REQUESTS ::
- 1) According to the beekeeping thread, about how many hives does the first poster run?
- 2) Reproduce the beekeeping thread between "Has anyone tried" and "(Jan 27, 2005)", inclusive, replacing "super" with "hive body".

DOCUMENT PASSAGE ::
=====

Any way, some hives will kill almost any queen at times. once in a while they go on a binge and want to make honey and won't tolerate a queen. The absolute best way if you can is to introduce a frame of larve and the new queen at the same time. You may be 0-1 and You can try anything you like, I run about 100 hives and don't use any special tricks at all.


----------



## AstroBee (Jan 3, 2003)

I've not had any luck in introducing either a mated queen or even a virgin queen into a laying worker colony. I've gotten to the point now that I simply don't even try to get the colony queenright. I simply shake out the bees and redistribute the frames among several of my other colonies. The LW bees will eventually negotiate entrance into your other hives.


----------



## Lburou (May 13, 2012)

*All bees are not the same!*

I'm reading Brother Adam's books now...Each Bee strain has different combinations of characteristics. Characteristics that he tried to confirm or extinguish. All bees are not the same. Michael Bush's shotgun approach has at least one method that should work to rid yourself of the laying worker(s). Flip a coin


----------



## mgolden (Oct 26, 2011)

*Re: All bees are not the same!*

Have a problem hive with a laying worker. Purchased a queen and even in the cage, the hive bees were trying to sting through the cage screen.

Has anyone tried putting a queen right super on top of the laying worker hive. Plan to place an open screened bottom between the two and hoping that the queen pheromone will cicrculate and straighten out the bottom laying worker hive, And eventually do a combine.

??????????


----------



## JBJ (Jan 27, 2005)

=====

STORED ROWS ::
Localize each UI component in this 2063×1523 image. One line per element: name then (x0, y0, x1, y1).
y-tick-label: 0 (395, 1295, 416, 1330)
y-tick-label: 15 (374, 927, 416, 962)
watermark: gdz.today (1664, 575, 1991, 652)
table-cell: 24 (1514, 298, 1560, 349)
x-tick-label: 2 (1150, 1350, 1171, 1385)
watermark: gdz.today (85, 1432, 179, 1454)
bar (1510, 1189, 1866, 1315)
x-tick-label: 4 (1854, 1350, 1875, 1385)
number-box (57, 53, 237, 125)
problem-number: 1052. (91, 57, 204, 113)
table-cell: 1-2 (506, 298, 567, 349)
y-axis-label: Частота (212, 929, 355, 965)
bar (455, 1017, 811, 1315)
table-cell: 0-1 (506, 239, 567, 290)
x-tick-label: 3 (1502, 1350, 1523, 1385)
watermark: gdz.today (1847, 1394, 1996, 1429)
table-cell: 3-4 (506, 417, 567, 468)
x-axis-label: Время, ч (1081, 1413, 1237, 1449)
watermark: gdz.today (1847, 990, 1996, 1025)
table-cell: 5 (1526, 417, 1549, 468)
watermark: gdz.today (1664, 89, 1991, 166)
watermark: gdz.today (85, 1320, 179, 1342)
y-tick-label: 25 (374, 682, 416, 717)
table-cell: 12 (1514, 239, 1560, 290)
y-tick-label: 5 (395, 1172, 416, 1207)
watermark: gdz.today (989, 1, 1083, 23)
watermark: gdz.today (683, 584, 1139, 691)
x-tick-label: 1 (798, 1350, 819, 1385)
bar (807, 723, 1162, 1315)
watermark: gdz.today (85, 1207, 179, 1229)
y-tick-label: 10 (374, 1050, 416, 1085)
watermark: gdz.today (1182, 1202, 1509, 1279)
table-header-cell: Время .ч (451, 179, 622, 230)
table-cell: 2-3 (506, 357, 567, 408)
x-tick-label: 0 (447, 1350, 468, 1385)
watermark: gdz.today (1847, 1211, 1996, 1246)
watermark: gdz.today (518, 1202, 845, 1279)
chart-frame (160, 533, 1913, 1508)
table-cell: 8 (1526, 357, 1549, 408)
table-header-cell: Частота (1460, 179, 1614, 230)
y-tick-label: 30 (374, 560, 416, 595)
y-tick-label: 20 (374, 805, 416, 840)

=====

WORKED ANSWERS ::
- 1) About 100 hives.

- 2)
Has anyone tried putting a queen right hive body on top of the laying worker hive. Plan to place an open screened bottom between the two and hoping that the queen pheromone will cicrculate and straighten out the bottom laying worker hive, And eventually do a combine.

??????????


----------



## JBJ (Jan 27, 2005)